| PROBLEM STATEMENT |
Restate all of the data exactly.

| DATA SUPPLIED |

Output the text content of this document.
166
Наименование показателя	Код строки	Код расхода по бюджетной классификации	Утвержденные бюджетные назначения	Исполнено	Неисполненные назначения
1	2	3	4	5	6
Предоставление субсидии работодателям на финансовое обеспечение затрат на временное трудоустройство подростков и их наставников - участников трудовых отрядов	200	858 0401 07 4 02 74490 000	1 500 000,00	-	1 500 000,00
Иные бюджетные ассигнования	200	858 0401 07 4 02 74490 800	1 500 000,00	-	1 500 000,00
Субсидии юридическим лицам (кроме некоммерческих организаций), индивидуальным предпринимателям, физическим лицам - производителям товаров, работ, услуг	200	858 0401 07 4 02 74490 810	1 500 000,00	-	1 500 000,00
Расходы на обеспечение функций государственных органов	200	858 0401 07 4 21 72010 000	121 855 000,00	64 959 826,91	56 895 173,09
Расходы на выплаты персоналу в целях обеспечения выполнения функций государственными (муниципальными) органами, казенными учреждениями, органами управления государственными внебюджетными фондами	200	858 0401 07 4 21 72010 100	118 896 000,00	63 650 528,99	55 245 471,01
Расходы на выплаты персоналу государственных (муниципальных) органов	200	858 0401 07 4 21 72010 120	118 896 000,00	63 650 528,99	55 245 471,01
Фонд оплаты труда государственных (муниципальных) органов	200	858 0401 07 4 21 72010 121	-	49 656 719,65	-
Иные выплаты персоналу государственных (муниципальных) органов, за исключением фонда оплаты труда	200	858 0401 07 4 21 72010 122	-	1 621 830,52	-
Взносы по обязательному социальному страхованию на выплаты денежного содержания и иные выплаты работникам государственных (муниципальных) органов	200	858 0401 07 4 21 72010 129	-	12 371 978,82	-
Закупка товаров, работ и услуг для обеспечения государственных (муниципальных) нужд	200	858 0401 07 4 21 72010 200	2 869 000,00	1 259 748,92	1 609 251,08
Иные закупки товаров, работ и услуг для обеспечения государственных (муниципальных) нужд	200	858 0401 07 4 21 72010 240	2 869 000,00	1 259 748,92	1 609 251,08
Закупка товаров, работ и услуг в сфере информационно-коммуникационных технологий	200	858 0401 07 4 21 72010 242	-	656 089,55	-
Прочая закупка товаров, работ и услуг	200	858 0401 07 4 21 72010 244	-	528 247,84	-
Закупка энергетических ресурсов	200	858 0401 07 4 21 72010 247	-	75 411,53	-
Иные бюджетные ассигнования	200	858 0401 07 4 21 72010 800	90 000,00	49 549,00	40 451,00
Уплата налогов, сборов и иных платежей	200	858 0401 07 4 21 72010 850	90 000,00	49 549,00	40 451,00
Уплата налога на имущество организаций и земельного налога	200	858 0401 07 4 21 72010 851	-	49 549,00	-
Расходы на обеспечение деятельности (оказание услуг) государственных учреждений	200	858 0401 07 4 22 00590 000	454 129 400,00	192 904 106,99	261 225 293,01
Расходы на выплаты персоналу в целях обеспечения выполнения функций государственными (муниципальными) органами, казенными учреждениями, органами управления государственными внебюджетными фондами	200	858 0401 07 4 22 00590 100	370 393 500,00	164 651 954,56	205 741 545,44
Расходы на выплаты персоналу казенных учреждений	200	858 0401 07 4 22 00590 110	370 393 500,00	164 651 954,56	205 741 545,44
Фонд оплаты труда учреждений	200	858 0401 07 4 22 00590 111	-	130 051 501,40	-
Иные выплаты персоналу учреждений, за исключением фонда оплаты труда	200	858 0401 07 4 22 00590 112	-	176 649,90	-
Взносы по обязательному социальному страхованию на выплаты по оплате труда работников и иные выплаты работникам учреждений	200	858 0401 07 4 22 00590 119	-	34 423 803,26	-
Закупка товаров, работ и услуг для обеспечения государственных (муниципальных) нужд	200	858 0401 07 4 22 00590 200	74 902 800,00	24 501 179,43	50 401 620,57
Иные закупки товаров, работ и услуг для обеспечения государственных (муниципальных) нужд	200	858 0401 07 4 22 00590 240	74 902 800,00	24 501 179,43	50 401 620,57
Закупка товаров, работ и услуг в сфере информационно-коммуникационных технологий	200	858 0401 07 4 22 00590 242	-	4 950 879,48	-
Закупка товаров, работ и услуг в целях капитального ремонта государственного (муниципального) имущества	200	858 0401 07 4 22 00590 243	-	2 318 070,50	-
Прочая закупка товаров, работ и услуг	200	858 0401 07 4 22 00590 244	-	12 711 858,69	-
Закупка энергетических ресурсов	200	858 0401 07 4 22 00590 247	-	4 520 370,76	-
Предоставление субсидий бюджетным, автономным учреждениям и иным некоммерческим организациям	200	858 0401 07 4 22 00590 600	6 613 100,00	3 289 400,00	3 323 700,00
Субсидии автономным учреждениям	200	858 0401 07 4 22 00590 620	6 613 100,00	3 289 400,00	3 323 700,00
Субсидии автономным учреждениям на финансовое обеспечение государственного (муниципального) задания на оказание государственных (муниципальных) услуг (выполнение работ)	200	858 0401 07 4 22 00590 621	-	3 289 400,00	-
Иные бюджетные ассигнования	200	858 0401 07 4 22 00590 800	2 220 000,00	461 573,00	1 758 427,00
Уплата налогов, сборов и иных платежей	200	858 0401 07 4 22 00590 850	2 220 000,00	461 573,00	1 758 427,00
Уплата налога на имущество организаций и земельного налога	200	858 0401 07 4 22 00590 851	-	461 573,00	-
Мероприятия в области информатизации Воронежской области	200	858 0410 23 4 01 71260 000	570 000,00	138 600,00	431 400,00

| RESPONSE TO THIS TASK |
Output the text content of this document.
166
Наименование показателя	Код строки	Код расхода по бюджетной классификации	Утвержденные бюджетные назначения	Исполнено	Неисполненные назначения
1	2	3	4	5	6
Предоставление субсидии работодателям на финансовое обеспечение затрат на временное трудоустройство подростков и их наставников - участников трудовых отрядов	200	858 0401 07 4 02 74490 000	1 500 000,00	-	1 500 000,00
Иные бюджетные ассигнования	200	858 0401 07 4 02 74490 800	1 500 000,00	-	1 500 000,00
Субсидии юридическим лицам (кроме некоммерческих организаций), индивидуальным предпринимателям, физическим лицам - производителям товаров, работ, услуг	200	858 0401 07 4 02 74490 810	1 500 000,00	-	1 500 000,00
Расходы на обеспечение функций государственных органов	200	858 0401 07 4 21 72010 000	121 855 000,00	64 959 826,91	56 895 173,09
Расходы на выплаты персоналу в целях обеспечения выполнения функций государственными (муниципальными) органами, казенными учреждениями, органами управления государственными внебюджетными фондами	200	858 0401 07 4 21 72010 100	118 896 000,00	63 650 528,99	55 245 471,01
Расходы на выплаты персоналу государственных (муниципальных) органов	200	858 0401 07 4 21 72010 120	118 896 000,00	63 650 528,99	55 245 471,01
Фонд оплаты труда государственных (муниципальных) органов	200	858 0401 07 4 21 72010 121	-	49 656 719,65	-
Иные выплаты персоналу государственных (муниципальных) органов, за исключением фонда оплаты труда	200	858 0401 07 4 21 72010 122	-	1 621 830,52	-
Взносы по обязательному социальному страхованию на выплаты денежного содержания и иные выплаты работникам государственных (муниципальных) органов	200	858 0401 07 4 21 72010 129	-	12 371 978,82	-
Закупка товаров, работ и услуг для обеспечения государственных (муниципальных) нужд	200	858 0401 07 4 21 72010 200	2 869 000,00	1 259 748,92	1 609 251,08
Иные закупки товаров, работ и услуг для обеспечения государственных (муниципальных) нужд	200	858 0401 07 4 21 72010 240	2 869 000,00	1 259 748,92	1 609 251,08
Закупка товаров, работ и услуг в сфере информационно-коммуникационных технологий	200	858 0401 07 4 21 72010 242	-	656 089,55	-
Прочая закупка товаров, работ и услуг	200	858 0401 07 4 21 72010 244	-	528 247,84	-
Закупка энергетических ресурсов	200	858 0401 07 4 21 72010 247	-	75 411,53	-
Иные бюджетные ассигнования	200	858 0401 07 4 21 72010 800	90 000,00	49 549,00	40 451,00
Уплата налогов, сборов и иных платежей	200	858 0401 07 4 21 72010 850	90 000,00	49 549,00	40 451,00
Уплата налога на имущество организаций и земельного налога	200	858 0401 07 4 21 72010 851	-	49 549,00	-
Расходы на обеспечение деятельности (оказание услуг) государственных учреждений	200	858 0401 07 4 22 00590 000	454 129 400,00	192 904 106,99	261 225 293,01
Расходы на выплаты персоналу в целях обеспечения выполнения функций государственными (муниципальными) органами, казенными учреждениями, органами управления государственными внебюджетными фондами	200	858 0401 07 4 22 00590 100	370 393 500,00	164 651 954,56	205 741 545,44
Расходы на выплаты персоналу казенных учреждений	200	858 0401 07 4 22 00590 110	370 393 500,00	164 651 954,56	205 741 545,44
Фонд оплаты труда учреждений	200	858 0401 07 4 22 00590 111	-	130 051 501,40	-
Иные выплаты персоналу учреждений, за исключением фонда оплаты труда	200	858 0401 07 4 22 00590 112	-	176 649,90	-
Взносы по обязательному социальному страхованию на выплаты по оплате труда работников и иные выплаты работникам учреждений	200	858 0401 07 4 22 00590 119	-	34 423 803,26	-
Закупка товаров, работ и услуг для обеспечения государственных (муниципальных) нужд	200	858 0401 07 4 22 00590 200	74 902 800,00	24 501 179,43	50 401 620,57
Иные закупки товаров, работ и услуг для обеспечения государственных (муниципальных) нужд	200	858 0401 07 4 22 00590 240	74 902 800,00	24 501 179,43	50 401 620,57
Закупка товаров, работ и услуг в сфере информационно-коммуникационных технологий	200	858 0401 07 4 22 00590 242	-	4 950 879,48	-
Закупка товаров, работ и услуг в целях капитального ремонта государственного (муниципального) имущества	200	858 0401 07 4 22 00590 243	-	2 318 070,50	-
Прочая закупка товаров, работ и услуг	200	858 0401 07 4 22 00590 244	-	12 711 858,69	-
Закупка энергетических ресурсов	200	858 0401 07 4 22 00590 247	-	4 520 370,76	-
Предоставление субсидий бюджетным, автономным учреждениям и иным некоммерческим организациям	200	858 0401 07 4 22 00590 600	6 613 100,00	3 289 400,00	3 323 700,00
Субсидии автономным учреждениям	200	858 0401 07 4 22 00590 620	6 613 100,00	3 289 400,00	3 323 700,00
Субсидии автономным учреждениям на финансовое обеспечение государственного (муниципального) задания на оказание государственных (муниципальных) услуг (выполнение работ)	200	858 0401 07 4 22 00590 621	-	3 289 400,00	-
Иные бюджетные ассигнования	200	858 0401 07 4 22 00590 800	2 220 000,00	461 573,00	1 758 427,00
Уплата налогов, сборов и иных платежей	200	858 0401 07 4 22 00590 850	2 220 000,00	461 573,00	1 758 427,00
Уплата налога на имущество организаций и земельного налога	200	858 0401 07 4 22 00590 851	-	461 573,00	-
Мероприятия в области информатизации Воронежской области	200	858 0410 23 4 01 71260 000	570 000,00	138 600,00	431 400,00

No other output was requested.